- **SET EXERCISE**:
Please rewrite the lines starting at the one containing "chart-title: Lake Albert" and ending at the one containing "Annotate this image: element", changing "Conductivity" to "Specific conductance" and leaving everything else as it is.

····················

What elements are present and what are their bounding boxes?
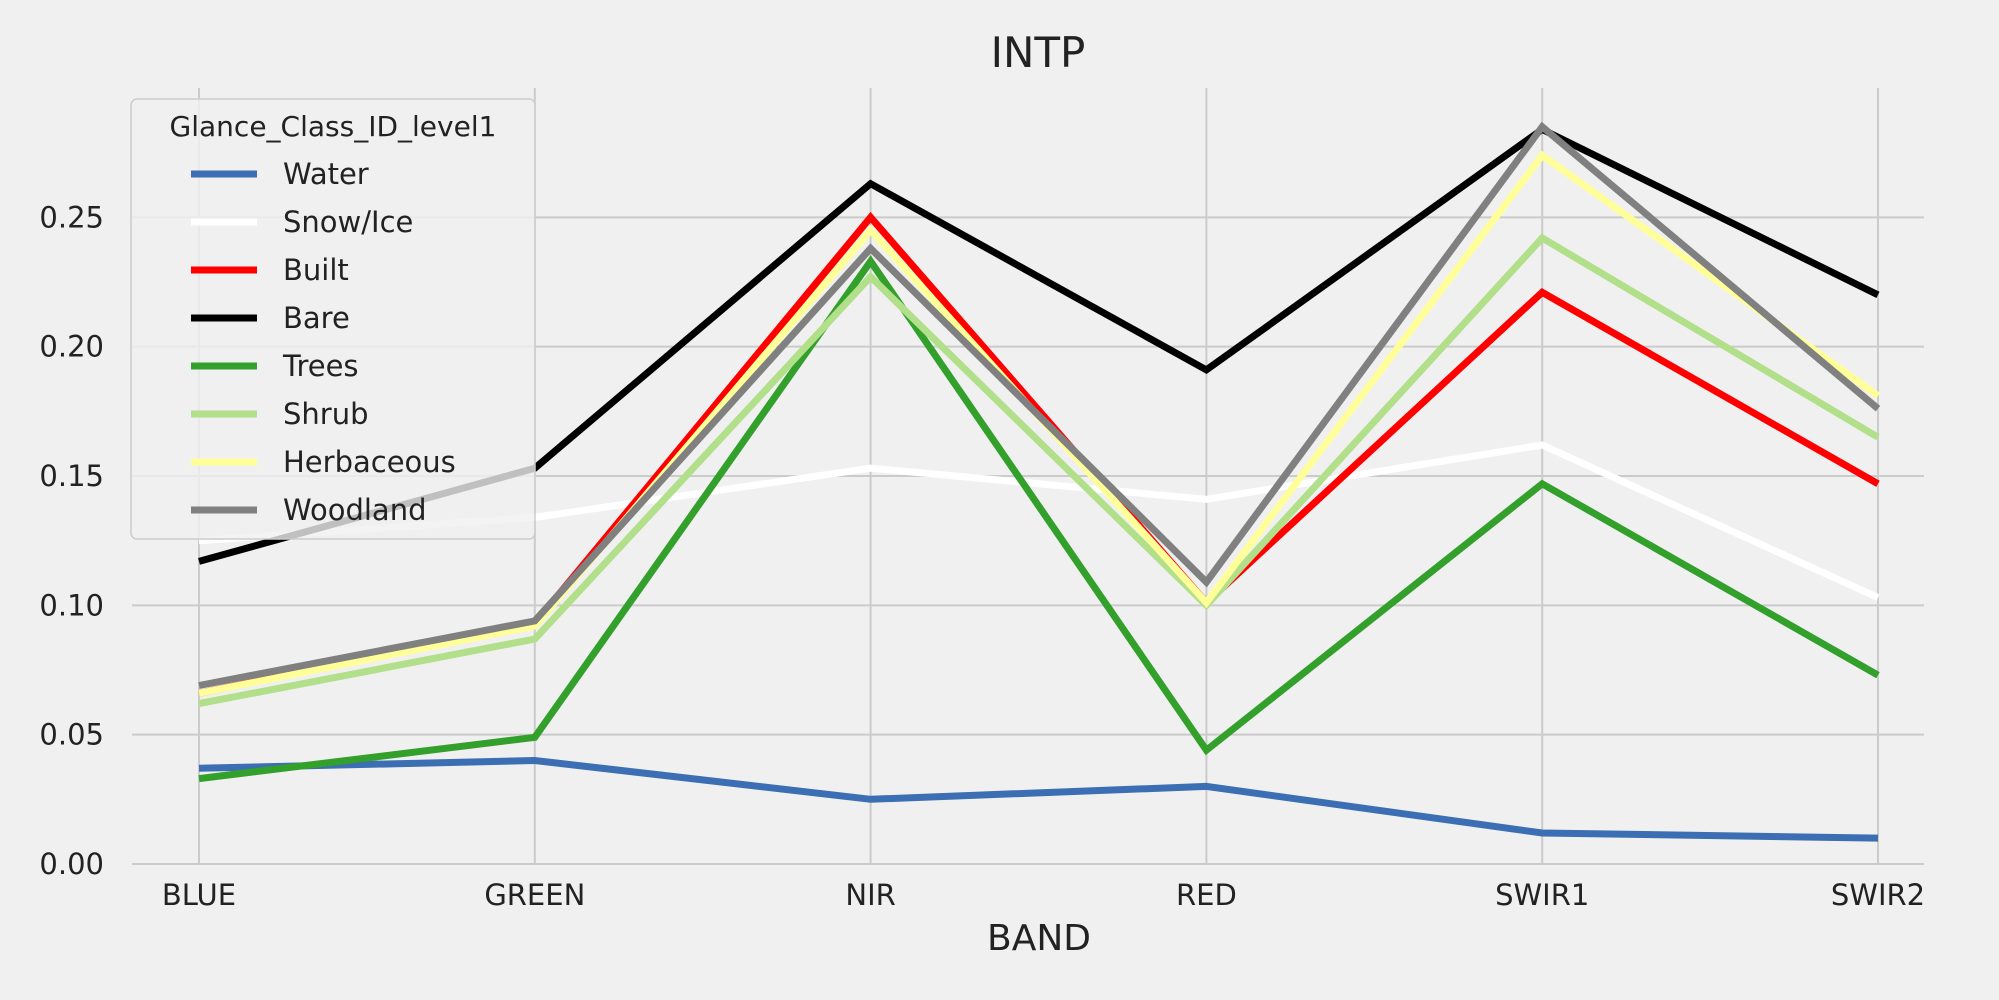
y-tick-label: 0.25 (39, 200, 104, 234)
series-line-shrub (198, 233, 1880, 708)
legend-label-trees: Trees (282, 349, 359, 383)
legend-title: Glance_Class_ID_level1 (170, 110, 497, 143)
y-tick-label: 0.15 (39, 459, 104, 493)
legend-label-herbaceous: Herbaceous (283, 445, 456, 479)
legend-frame (130, 98, 536, 540)
legend-label-woodland: Woodland (283, 493, 427, 527)
y-tick-label: 0.20 (39, 330, 104, 364)
legend-label-snow-ice: Snow/Ice (283, 205, 413, 239)
x-tick-label: SWIR2 (1831, 878, 1925, 912)
legend-items: Water Snow/Ice Built Bare Trees Shrub Herbaceo… (191, 157, 456, 527)
x-tick-label: NIR (845, 878, 895, 912)
x-tick-label: RED (1176, 878, 1237, 912)
x-tick-label: BLUE (162, 878, 236, 912)
legend: Glance_Class_ID_level1 Water Snow/Ice Buil… (130, 98, 536, 540)
y-tick-label: 0.00 (39, 847, 104, 881)
legend-label-built: Built (283, 253, 349, 287)
series-line-water (198, 756, 1879, 842)
x-tick-label: SWIR1 (1495, 878, 1589, 912)
x-axis-title: BAND (987, 918, 1091, 959)
series-line-woodland (198, 121, 1881, 689)
x-tick-labels: BLUE GREEN NIR RED SWIR1 SWIR2 (162, 878, 1925, 912)
y-tick-label: 0.05 (39, 718, 104, 752)
legend-label-water: Water (283, 157, 369, 191)
legend-label-shrub: Shrub (283, 397, 369, 431)
x-tick-label: GREEN (484, 878, 585, 912)
legend-label-bare: Bare (283, 301, 350, 335)
series-line-trees (198, 255, 1880, 783)
y-tick-labels: 0.00 0.05 0.10 0.15 0.20 0.25 (39, 200, 104, 881)
y-tick-label: 0.10 (39, 588, 104, 622)
chart-title: INTP (991, 28, 1086, 77)
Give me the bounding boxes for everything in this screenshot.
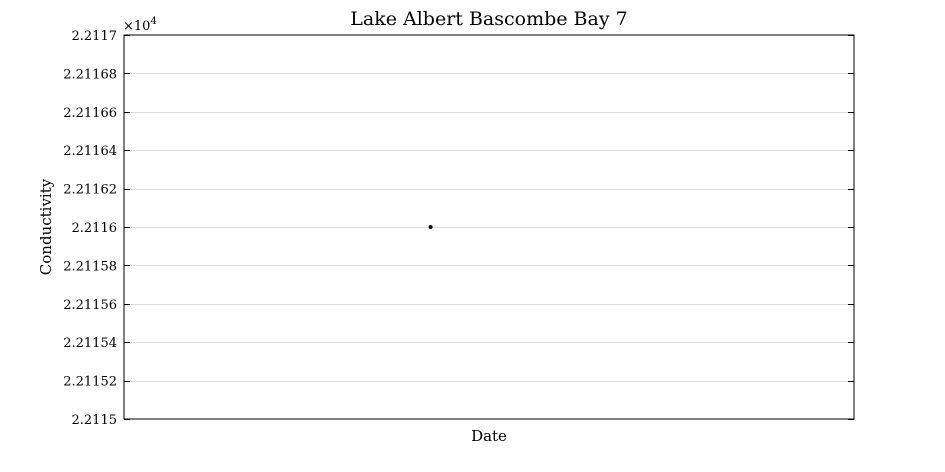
chart-title: Lake Albert Bascombe Bay 7: [350, 8, 627, 30]
y-tick-label: 2.2117: [72, 29, 118, 44]
y-tick-label: 2.2115: [72, 413, 118, 428]
x-axis-label: Date: [471, 427, 507, 445]
y-tick-labels: 2.2115 2.21152 2.21154 2.21156 2.21158 2.2116…: [63, 29, 117, 428]
y-exponent-label: ×104: [123, 16, 157, 34]
data-point: [428, 225, 433, 229]
y-tick-label: 2.2116: [72, 221, 118, 236]
data-points: [428, 225, 433, 229]
y-tick-label: 2.21164: [63, 144, 117, 159]
y-tick-label: 2.21156: [63, 298, 117, 313]
y-tick-label: 2.21154: [63, 336, 117, 351]
y-tick-label: 2.21168: [63, 67, 117, 82]
y-tick-label: 2.21166: [63, 106, 117, 121]
y-ticks: [124, 35, 854, 420]
y-tick-label: 2.21158: [63, 259, 117, 274]
grid-lines: [124, 73, 854, 382]
y-axis-label: Conductivity: [37, 178, 55, 275]
y-tick-label: 2.21162: [63, 183, 117, 198]
y-tick-label: 2.21152: [63, 375, 117, 390]
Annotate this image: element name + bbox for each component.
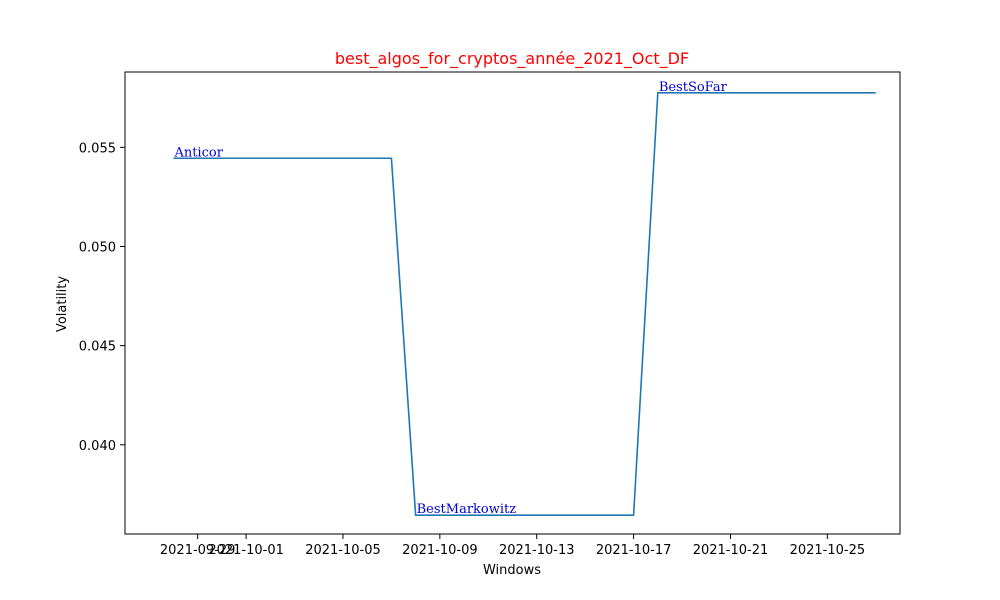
y-tick-label: 0.050: [79, 240, 116, 255]
x-tick-label: 2021-10-05: [305, 543, 381, 558]
x-tick-label: 2021-10-01: [208, 543, 284, 558]
x-tick-label: 2021-10-21: [693, 543, 769, 558]
axes-frame: [124, 71, 901, 535]
series-line: [173, 92, 876, 516]
y-tick-label: 0.045: [79, 340, 116, 355]
x-tick-label: 2021-10-25: [790, 543, 866, 558]
x-axis-label: Windows: [483, 563, 541, 578]
x-tick-label: 2021-09-29: [160, 543, 236, 558]
annotation-label: BestMarkowitz: [417, 502, 517, 517]
annotation-label: Anticor: [173, 145, 223, 160]
y-tick-label: 0.040: [79, 439, 116, 454]
annotation-label: BestSoFar: [659, 80, 728, 95]
x-tick-label: 2021-10-13: [499, 543, 575, 558]
chart-title: best_algos_for_cryptos_année_2021_Oct_DF: [335, 49, 689, 69]
y-axis-label: Volatility: [55, 276, 70, 332]
x-tick-label: 2021-10-17: [596, 543, 672, 558]
y-tick-label: 0.055: [79, 141, 116, 156]
x-tick-label: 2021-10-09: [402, 543, 478, 558]
plot-area: AnticorBestMarkowitzBestSoFar2021-09-292…: [79, 71, 901, 558]
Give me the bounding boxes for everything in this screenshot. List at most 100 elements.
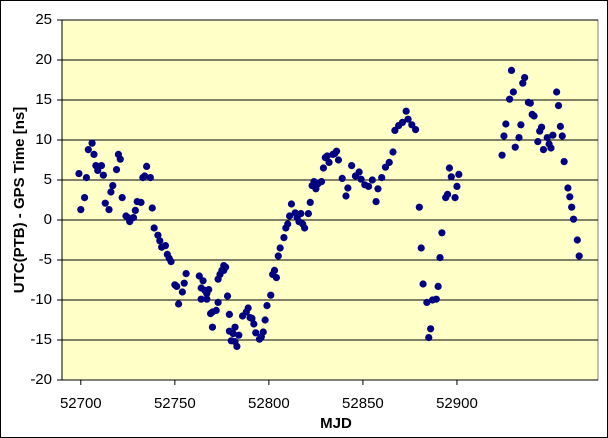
point bbox=[342, 192, 350, 200]
point bbox=[167, 258, 175, 266]
point bbox=[553, 88, 561, 96]
point bbox=[445, 164, 454, 172]
point bbox=[332, 147, 341, 155]
point bbox=[526, 99, 534, 107]
point bbox=[285, 212, 294, 220]
y-tick-label: -20 bbox=[30, 371, 52, 388]
point bbox=[453, 182, 461, 190]
point bbox=[432, 295, 440, 303]
plot-area bbox=[61, 19, 599, 381]
point bbox=[231, 323, 239, 331]
point bbox=[88, 139, 96, 147]
point bbox=[301, 224, 309, 232]
point bbox=[252, 329, 260, 337]
y-tick-label: -5 bbox=[39, 251, 52, 268]
point bbox=[182, 270, 190, 278]
point bbox=[385, 158, 393, 166]
point bbox=[259, 328, 267, 336]
point bbox=[233, 342, 241, 350]
point bbox=[539, 146, 548, 154]
point bbox=[141, 172, 149, 180]
x-tick-label: 52800 bbox=[248, 395, 290, 412]
point bbox=[355, 168, 363, 176]
point bbox=[77, 206, 85, 214]
point bbox=[534, 138, 542, 146]
point bbox=[357, 175, 365, 183]
point bbox=[244, 304, 252, 312]
point bbox=[274, 252, 282, 260]
point bbox=[276, 244, 284, 252]
x-tick-label: 52900 bbox=[436, 395, 478, 412]
x-tick-label: 52750 bbox=[154, 395, 196, 412]
y-tick-label: 20 bbox=[35, 51, 52, 68]
point bbox=[235, 331, 243, 339]
point bbox=[208, 323, 217, 331]
point bbox=[323, 152, 331, 160]
point bbox=[80, 194, 89, 202]
point bbox=[498, 151, 506, 159]
point bbox=[214, 298, 222, 306]
point bbox=[154, 231, 162, 239]
point bbox=[434, 282, 442, 290]
point bbox=[205, 286, 213, 294]
point bbox=[404, 115, 412, 123]
point bbox=[178, 288, 186, 296]
point bbox=[248, 314, 256, 322]
point bbox=[517, 121, 525, 129]
x-tick-label: 52850 bbox=[342, 395, 384, 412]
point bbox=[443, 190, 452, 198]
point bbox=[180, 279, 188, 287]
point bbox=[105, 206, 113, 214]
point bbox=[569, 215, 578, 223]
point bbox=[502, 120, 510, 128]
point bbox=[84, 146, 92, 154]
y-tick-label: 5 bbox=[44, 171, 52, 188]
point bbox=[334, 156, 343, 164]
y-axis-title: UTC(PTB) - GPS Time [ns] bbox=[11, 107, 28, 293]
x-axis-title: MJD bbox=[320, 415, 352, 432]
point bbox=[451, 194, 459, 202]
point bbox=[338, 174, 346, 182]
point bbox=[427, 325, 435, 333]
point bbox=[250, 320, 258, 328]
point bbox=[530, 112, 538, 120]
point bbox=[575, 252, 583, 260]
point bbox=[507, 66, 516, 74]
point bbox=[267, 291, 275, 299]
point bbox=[368, 176, 376, 184]
point bbox=[129, 214, 138, 222]
point bbox=[306, 198, 314, 206]
point bbox=[549, 131, 557, 139]
point bbox=[566, 193, 574, 201]
point bbox=[148, 204, 156, 212]
point bbox=[263, 302, 271, 310]
point bbox=[515, 134, 523, 142]
y-tick-label: 25 bbox=[35, 11, 52, 28]
point bbox=[374, 185, 382, 193]
point bbox=[411, 126, 420, 134]
y-tick-label: 0 bbox=[44, 211, 52, 228]
point bbox=[304, 210, 312, 218]
point bbox=[175, 300, 183, 308]
point bbox=[537, 123, 546, 131]
point bbox=[425, 334, 433, 342]
point bbox=[203, 295, 211, 303]
point bbox=[107, 188, 115, 196]
point bbox=[197, 295, 205, 303]
point bbox=[560, 158, 568, 166]
point bbox=[509, 88, 517, 96]
y-tick-label: 10 bbox=[35, 131, 52, 148]
x-tick-label: 52700 bbox=[60, 395, 102, 412]
point bbox=[319, 164, 328, 172]
point bbox=[161, 242, 170, 250]
point bbox=[564, 184, 572, 192]
point bbox=[389, 148, 397, 156]
point bbox=[436, 254, 444, 262]
point bbox=[447, 173, 455, 181]
point bbox=[558, 132, 566, 140]
point bbox=[372, 198, 380, 206]
point bbox=[556, 122, 564, 130]
point bbox=[212, 306, 220, 314]
y-tick-label: -15 bbox=[30, 331, 52, 348]
point bbox=[90, 150, 98, 158]
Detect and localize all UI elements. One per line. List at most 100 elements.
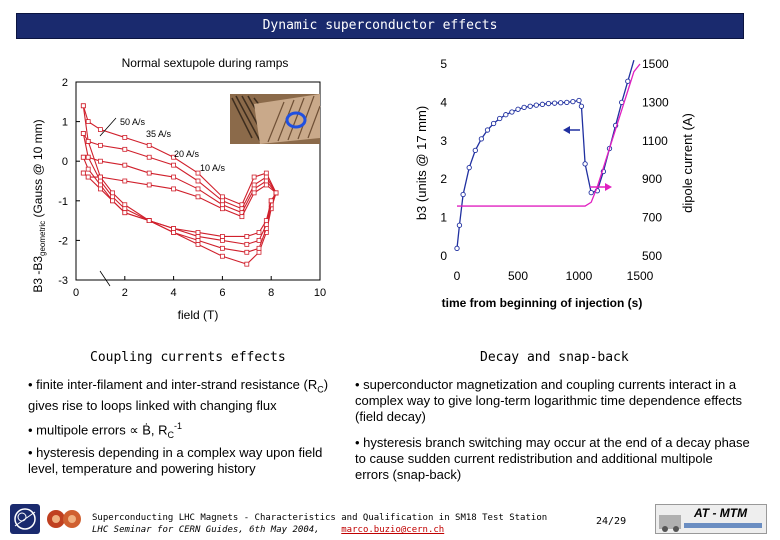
data-point	[219, 245, 225, 251]
y-axis-label: B3 -B3geometric (Gauss @ 10 mm)	[31, 119, 47, 292]
b3-point	[478, 136, 485, 142]
y-tick-label: 3	[440, 134, 447, 148]
b3-point	[539, 101, 546, 107]
x-tick-label: 0	[454, 269, 461, 283]
data-point	[195, 237, 201, 243]
slide-title: Dynamic superconductor effects	[262, 18, 498, 33]
b3-point	[503, 112, 509, 118]
data-point	[146, 170, 152, 176]
b3-point	[454, 245, 460, 251]
data-point	[171, 174, 177, 180]
x-tick-label: 500	[508, 269, 528, 283]
data-point	[122, 202, 128, 208]
y-tick-label: 5	[440, 57, 447, 71]
y2-tick-label: 1300	[642, 95, 669, 109]
data-point	[219, 194, 225, 200]
data-point	[98, 142, 103, 148]
annotation-35: 35 A/s	[146, 129, 172, 139]
b3-point	[551, 100, 558, 106]
b3-point	[509, 109, 515, 115]
data-point	[122, 206, 128, 212]
data-point	[256, 249, 262, 255]
cern-logo	[10, 504, 40, 534]
y2-tick-label: 1500	[642, 57, 669, 71]
data-point	[263, 170, 269, 176]
snapback-chart: b3 (units @ 17 mm) dipole current (A) 0 5…	[414, 57, 695, 310]
b3-point	[578, 103, 585, 109]
b3-point	[545, 100, 552, 107]
cable-photo	[230, 94, 321, 144]
y-tick-label: 0	[62, 156, 68, 168]
y-tick-label: -2	[58, 235, 68, 247]
b3-point	[564, 99, 570, 106]
data-point	[171, 230, 177, 235]
lhc-logo	[46, 504, 82, 534]
data-point	[251, 190, 257, 196]
data-point	[146, 218, 152, 224]
annotation-10: 10 A/s	[200, 163, 226, 173]
data-point	[146, 182, 152, 188]
y-tick-label: 2	[440, 172, 447, 186]
data-point	[251, 174, 257, 180]
data-point	[171, 226, 177, 231]
page-number: 24/29	[596, 516, 627, 527]
y-axis-label-right: dipole current (A)	[680, 113, 695, 213]
data-point	[239, 214, 245, 220]
y-tick-label: 4	[440, 95, 447, 109]
series-line-6	[82, 172, 277, 237]
x-tick-label: 1500	[627, 269, 654, 283]
data-point	[244, 249, 250, 255]
data-point	[146, 154, 152, 160]
right-bullet-2: • hysteresis branch switching may occur …	[355, 435, 750, 482]
flux-loop-icon	[285, 111, 307, 129]
b3-point	[558, 100, 564, 106]
y2-tick-label: 900	[642, 172, 662, 186]
footer-line-1: Superconducting LHC Magnets - Characteri…	[92, 513, 548, 523]
y-tick-label: -3	[58, 275, 68, 287]
data-point	[98, 186, 103, 192]
data-point	[195, 230, 201, 235]
data-point	[263, 174, 269, 180]
current-series-line	[457, 63, 641, 207]
sextupole-chart: Normal sextupole during ramps B3 -B3geom…	[31, 56, 326, 322]
data-point	[122, 146, 128, 152]
slide-title-bar: Dynamic superconductor effects	[16, 13, 744, 39]
svg-text:B3 -B3geometric (Gauss @ 10 mm: B3 -B3geometric (Gauss @ 10 mm)	[31, 119, 47, 292]
contact-email-link[interactable]: marco.buzio@cern.ch	[341, 525, 445, 535]
b3-point	[497, 115, 503, 122]
footer-line-2: LHC Seminar for CERN Guides, 6th May 200…	[92, 525, 445, 535]
data-point	[85, 154, 91, 160]
y-tick-label: -1	[58, 196, 68, 208]
data-point	[244, 261, 250, 267]
b3-point	[484, 127, 491, 133]
data-point	[251, 186, 257, 192]
y-tick-label: 1	[440, 211, 447, 225]
footer-bar: Superconducting LHC Magnets - Characteri…	[0, 496, 780, 540]
left-bullet-1: • finite inter-filament and inter-strand…	[28, 377, 329, 413]
data-point	[171, 162, 177, 168]
b3-point	[472, 147, 478, 154]
data-point	[80, 103, 86, 109]
b3-point	[570, 98, 576, 105]
x-axis-label: field (T)	[178, 308, 219, 322]
x-tick-label: 2	[122, 287, 128, 299]
data-point	[98, 182, 103, 188]
right-caption: Decay and snap-back	[480, 350, 629, 365]
b3-point	[625, 78, 631, 84]
data-point	[219, 206, 225, 212]
data-point	[98, 158, 103, 164]
data-point	[98, 127, 103, 132]
data-point	[219, 234, 225, 239]
series-line-5	[83, 156, 277, 214]
data-point	[85, 119, 91, 124]
data-point	[85, 174, 91, 180]
b3-point	[490, 120, 497, 127]
axis-arrows	[563, 126, 612, 191]
data-point	[171, 154, 177, 160]
data-point	[98, 174, 103, 180]
b3-point	[576, 97, 582, 104]
x-tick-label: 1000	[566, 269, 593, 283]
data-point	[219, 253, 225, 259]
y-axis-label-left: b3 (units @ 17 mm)	[414, 106, 429, 220]
data-point	[146, 142, 152, 148]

····················

- **SOLUTION FOR THIS PROBLEM**:
chart-title: Lake Albert Bascombe Bay 7: [350, 8, 627, 30]
y-tick-label: 2.2117: [72, 29, 118, 44]
y-tick-label: 2.2115: [72, 413, 118, 428]
x-axis-label: Date: [471, 427, 507, 445]
y-tick-labels: 2.2115 2.21152 2.21154 2.21156 2.21158 2.2116…: [63, 29, 117, 428]
y-exponent-label: ×104: [123, 16, 157, 34]
data-point: [428, 225, 433, 229]
y-tick-label: 2.2116: [72, 221, 118, 236]
data-points: [428, 225, 433, 229]
y-tick-label: 2.21164: [63, 144, 117, 159]
y-tick-label: 2.21156: [63, 298, 117, 313]
y-tick-label: 2.21154: [63, 336, 117, 351]
y-tick-label: 2.21168: [63, 67, 117, 82]
y-tick-label: 2.21166: [63, 106, 117, 121]
y-ticks: [124, 35, 854, 420]
y-tick-label: 2.21158: [63, 259, 117, 274]
grid-lines: [124, 73, 854, 382]
y-axis-label: Specific conductance: [37, 178, 55, 275]
y-tick-label: 2.21162: [63, 183, 117, 198]
y-tick-label: 2.21152: [63, 375, 117, 390]
Annotate this image: element name + bbox for each component.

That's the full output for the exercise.